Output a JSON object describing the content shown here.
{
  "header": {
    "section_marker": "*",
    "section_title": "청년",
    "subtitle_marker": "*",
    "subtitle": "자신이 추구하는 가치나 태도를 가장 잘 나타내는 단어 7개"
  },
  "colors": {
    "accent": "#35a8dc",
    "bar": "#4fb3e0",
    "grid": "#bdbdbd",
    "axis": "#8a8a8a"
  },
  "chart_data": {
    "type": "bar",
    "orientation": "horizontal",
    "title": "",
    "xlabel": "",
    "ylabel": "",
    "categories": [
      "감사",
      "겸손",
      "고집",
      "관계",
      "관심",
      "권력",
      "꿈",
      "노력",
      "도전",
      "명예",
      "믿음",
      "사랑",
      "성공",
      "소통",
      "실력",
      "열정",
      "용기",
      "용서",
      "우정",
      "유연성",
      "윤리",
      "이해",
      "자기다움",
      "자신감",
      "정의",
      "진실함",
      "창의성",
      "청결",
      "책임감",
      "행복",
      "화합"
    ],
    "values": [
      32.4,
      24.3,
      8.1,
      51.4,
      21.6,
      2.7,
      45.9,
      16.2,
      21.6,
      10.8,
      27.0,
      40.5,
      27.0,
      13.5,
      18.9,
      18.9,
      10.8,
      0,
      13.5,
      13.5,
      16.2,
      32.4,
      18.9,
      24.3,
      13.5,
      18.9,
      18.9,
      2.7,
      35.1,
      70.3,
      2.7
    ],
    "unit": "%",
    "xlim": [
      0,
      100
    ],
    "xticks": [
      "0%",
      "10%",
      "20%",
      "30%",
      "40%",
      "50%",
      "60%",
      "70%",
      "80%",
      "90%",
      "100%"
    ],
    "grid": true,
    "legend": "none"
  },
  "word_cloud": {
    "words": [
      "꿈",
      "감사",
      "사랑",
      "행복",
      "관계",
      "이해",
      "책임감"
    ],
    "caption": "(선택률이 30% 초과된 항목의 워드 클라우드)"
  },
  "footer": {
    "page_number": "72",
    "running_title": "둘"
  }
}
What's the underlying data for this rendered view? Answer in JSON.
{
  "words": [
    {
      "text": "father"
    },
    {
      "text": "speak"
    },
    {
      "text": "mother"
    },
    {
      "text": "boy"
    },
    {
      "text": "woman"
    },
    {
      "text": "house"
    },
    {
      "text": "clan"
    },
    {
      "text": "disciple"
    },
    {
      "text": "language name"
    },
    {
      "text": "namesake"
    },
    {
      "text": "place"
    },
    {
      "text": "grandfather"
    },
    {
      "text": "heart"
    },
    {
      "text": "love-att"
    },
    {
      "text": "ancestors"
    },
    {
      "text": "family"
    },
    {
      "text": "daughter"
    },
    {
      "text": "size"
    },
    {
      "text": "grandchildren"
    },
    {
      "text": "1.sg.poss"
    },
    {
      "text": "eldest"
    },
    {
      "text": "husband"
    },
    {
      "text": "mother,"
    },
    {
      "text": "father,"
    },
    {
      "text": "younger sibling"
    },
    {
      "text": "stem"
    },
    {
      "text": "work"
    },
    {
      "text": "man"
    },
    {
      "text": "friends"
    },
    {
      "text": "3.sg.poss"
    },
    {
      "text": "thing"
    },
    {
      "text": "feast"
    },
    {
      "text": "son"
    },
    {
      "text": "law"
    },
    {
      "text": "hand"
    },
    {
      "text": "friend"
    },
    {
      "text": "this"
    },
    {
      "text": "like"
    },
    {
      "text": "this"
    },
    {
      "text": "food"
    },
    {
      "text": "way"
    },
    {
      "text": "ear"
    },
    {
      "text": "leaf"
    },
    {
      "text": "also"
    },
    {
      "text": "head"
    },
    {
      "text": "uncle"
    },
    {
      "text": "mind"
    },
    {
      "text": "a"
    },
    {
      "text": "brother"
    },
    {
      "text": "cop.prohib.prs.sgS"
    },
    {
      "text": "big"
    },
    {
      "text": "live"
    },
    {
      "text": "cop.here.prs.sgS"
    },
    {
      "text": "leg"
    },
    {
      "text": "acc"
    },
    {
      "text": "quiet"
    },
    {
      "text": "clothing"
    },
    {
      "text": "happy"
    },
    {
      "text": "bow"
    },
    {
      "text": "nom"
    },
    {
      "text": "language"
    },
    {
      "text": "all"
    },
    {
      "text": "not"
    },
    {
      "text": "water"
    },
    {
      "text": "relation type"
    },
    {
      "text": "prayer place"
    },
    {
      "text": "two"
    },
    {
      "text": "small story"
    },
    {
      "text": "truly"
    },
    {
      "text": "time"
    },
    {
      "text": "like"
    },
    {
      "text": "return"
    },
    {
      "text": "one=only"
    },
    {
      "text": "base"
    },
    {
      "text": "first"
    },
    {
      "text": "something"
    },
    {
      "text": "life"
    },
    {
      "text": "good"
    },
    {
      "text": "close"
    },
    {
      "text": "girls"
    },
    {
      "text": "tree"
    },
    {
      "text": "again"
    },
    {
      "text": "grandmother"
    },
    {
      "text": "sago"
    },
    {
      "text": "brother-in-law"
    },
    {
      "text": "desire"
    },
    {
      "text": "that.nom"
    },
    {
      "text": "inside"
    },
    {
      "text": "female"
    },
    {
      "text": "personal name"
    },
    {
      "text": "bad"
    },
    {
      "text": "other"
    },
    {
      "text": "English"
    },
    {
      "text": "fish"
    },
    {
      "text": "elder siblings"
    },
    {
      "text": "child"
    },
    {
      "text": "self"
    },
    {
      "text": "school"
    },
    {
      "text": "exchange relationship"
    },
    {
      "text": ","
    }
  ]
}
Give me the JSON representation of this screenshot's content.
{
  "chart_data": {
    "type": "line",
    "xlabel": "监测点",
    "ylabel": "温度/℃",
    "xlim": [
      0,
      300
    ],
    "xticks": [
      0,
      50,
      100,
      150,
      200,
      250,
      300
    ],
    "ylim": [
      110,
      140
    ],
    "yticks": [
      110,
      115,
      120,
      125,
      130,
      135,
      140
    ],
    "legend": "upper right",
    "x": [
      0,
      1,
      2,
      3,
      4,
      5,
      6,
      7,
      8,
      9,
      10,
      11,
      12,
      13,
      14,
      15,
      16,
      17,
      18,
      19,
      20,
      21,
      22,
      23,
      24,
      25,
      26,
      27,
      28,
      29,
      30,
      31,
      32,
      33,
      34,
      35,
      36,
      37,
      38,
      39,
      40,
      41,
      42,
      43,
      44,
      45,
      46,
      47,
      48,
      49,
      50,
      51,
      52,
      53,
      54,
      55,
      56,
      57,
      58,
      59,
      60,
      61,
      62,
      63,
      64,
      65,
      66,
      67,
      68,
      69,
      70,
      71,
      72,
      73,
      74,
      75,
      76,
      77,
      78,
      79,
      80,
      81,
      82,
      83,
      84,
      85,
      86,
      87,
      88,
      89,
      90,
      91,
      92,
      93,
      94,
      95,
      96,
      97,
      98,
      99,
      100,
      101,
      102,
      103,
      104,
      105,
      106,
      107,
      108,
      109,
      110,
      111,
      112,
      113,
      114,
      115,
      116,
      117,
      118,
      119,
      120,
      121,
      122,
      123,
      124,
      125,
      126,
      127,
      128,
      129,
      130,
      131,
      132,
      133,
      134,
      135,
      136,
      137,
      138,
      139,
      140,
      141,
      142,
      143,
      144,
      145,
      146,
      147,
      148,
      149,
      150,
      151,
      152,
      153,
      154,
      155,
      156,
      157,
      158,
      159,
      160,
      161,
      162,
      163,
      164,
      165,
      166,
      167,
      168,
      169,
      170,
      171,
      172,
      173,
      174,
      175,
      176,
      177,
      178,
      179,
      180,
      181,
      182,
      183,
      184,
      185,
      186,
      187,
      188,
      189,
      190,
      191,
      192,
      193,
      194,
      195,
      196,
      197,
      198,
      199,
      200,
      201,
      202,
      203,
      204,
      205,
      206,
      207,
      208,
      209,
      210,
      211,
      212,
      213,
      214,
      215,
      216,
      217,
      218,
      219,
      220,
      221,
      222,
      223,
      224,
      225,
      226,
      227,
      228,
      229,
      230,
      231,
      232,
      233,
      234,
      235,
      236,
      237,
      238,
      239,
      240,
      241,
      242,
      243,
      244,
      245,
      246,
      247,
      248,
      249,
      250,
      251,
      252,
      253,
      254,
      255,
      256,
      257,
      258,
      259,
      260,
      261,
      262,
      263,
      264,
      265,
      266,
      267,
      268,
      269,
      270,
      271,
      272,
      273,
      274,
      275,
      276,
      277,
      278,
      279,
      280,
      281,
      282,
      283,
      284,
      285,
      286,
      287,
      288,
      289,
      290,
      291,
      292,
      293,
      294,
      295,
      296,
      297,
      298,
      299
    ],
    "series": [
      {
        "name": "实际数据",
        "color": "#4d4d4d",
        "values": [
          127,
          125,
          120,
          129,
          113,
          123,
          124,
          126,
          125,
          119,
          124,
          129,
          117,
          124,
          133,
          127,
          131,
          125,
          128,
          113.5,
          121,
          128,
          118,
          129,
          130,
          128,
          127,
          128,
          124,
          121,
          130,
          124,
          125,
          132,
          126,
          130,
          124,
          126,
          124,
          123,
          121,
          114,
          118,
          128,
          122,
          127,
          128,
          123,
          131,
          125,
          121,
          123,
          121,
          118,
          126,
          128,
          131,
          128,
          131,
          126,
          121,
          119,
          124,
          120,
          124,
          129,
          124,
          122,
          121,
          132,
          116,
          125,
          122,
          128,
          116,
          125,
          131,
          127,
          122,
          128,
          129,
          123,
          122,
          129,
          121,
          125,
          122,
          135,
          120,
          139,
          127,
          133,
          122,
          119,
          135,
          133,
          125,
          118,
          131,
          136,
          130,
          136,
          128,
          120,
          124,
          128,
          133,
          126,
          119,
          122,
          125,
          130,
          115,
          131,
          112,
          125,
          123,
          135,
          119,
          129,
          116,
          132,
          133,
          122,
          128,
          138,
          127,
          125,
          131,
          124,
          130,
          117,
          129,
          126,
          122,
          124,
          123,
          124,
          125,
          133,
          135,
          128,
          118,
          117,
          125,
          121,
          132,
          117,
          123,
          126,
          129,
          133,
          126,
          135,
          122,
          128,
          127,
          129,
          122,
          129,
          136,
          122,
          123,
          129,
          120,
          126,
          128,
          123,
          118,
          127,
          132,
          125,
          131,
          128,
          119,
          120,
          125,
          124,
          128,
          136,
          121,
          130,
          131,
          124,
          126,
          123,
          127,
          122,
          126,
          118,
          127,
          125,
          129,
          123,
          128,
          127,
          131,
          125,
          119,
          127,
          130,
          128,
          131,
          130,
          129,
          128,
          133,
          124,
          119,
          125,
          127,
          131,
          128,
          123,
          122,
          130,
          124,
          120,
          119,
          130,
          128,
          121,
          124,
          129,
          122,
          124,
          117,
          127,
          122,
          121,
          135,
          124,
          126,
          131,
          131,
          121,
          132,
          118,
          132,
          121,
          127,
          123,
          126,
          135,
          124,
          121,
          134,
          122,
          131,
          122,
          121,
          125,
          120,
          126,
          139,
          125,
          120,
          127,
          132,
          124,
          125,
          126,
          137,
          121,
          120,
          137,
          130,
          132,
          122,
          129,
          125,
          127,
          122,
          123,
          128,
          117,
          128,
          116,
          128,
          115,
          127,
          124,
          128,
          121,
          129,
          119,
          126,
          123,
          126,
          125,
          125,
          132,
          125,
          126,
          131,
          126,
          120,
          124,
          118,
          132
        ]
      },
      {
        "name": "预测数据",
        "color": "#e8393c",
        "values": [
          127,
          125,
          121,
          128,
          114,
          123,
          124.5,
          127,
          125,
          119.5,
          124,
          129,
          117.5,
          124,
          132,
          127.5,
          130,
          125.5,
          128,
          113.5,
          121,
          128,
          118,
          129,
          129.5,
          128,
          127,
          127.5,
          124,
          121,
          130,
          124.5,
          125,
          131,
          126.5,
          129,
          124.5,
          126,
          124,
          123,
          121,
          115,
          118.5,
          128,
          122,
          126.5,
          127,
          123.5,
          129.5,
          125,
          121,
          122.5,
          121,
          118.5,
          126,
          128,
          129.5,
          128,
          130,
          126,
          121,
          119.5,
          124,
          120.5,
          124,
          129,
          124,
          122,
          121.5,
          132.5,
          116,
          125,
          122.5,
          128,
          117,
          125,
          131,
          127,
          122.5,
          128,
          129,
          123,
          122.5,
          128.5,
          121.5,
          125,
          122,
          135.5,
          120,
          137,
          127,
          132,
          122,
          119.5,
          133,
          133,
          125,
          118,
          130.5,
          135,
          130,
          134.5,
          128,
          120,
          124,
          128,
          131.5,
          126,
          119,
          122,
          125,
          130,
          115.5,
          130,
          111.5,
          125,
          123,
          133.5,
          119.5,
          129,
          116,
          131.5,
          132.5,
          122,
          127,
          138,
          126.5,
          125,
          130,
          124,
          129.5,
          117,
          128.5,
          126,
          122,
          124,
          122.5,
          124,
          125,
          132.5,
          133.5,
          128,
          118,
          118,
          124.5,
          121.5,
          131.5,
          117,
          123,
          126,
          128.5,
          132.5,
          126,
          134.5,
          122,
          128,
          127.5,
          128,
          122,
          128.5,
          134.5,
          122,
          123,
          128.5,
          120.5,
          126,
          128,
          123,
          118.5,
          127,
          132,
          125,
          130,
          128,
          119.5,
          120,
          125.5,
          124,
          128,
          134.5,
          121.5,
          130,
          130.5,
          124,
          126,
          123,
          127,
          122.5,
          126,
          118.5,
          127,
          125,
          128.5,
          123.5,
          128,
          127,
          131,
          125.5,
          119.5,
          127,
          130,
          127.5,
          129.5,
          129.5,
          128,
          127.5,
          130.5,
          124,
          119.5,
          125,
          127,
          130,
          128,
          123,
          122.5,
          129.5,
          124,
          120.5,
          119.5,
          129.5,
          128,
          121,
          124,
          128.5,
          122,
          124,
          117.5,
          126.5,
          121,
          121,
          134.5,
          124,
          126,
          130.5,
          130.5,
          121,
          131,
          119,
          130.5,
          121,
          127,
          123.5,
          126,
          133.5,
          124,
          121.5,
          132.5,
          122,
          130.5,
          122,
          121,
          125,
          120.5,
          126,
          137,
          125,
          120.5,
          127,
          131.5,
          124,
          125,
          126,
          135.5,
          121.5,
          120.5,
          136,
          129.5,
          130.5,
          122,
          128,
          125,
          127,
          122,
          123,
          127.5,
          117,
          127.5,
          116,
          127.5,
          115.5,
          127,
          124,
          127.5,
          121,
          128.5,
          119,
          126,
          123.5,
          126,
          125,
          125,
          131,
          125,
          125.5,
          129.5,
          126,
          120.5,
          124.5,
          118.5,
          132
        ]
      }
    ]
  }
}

--- --- ---

TASK STATEMENT ▸ Copy each line holding the word "type" from the listing above.

EXERCISE ANSWER ▸
    "type": "bar",
      "text": "relation type"
    "type": "line",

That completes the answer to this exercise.